--- Set problem ---
Go through the records and copy each line where the word "icon" occurs.

┄┄┄┄┄┄┄┄┄┄

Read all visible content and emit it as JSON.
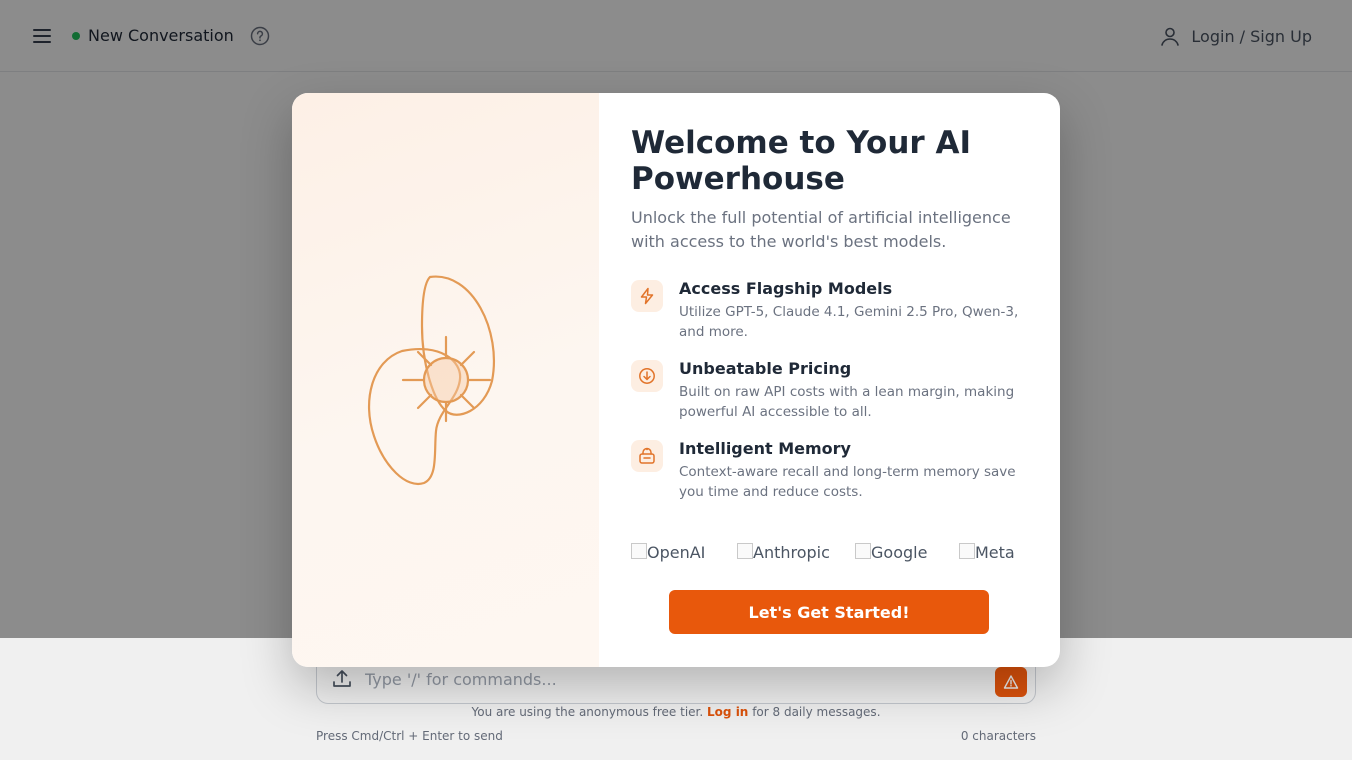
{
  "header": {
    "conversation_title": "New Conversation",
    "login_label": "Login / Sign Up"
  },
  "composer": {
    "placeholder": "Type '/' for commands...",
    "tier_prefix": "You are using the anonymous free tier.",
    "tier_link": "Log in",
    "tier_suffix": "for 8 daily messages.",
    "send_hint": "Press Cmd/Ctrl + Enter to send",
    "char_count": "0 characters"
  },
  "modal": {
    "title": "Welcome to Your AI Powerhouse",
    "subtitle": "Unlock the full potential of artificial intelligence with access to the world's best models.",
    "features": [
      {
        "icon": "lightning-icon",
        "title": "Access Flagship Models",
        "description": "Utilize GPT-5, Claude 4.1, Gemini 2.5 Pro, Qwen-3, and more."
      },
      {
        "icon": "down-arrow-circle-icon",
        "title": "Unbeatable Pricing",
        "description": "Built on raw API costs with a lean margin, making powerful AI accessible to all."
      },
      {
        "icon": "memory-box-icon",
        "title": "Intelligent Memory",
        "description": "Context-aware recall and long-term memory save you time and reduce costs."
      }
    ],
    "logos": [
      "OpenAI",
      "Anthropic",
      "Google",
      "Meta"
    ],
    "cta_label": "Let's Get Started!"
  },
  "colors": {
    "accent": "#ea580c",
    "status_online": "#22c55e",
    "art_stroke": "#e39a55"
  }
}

┄┄┄┄┄┄┄┄┄┄

--- Expected answer ---
        "icon": "lightning-icon",
        "icon": "down-arrow-circle-icon",
        "icon": "memory-box-icon",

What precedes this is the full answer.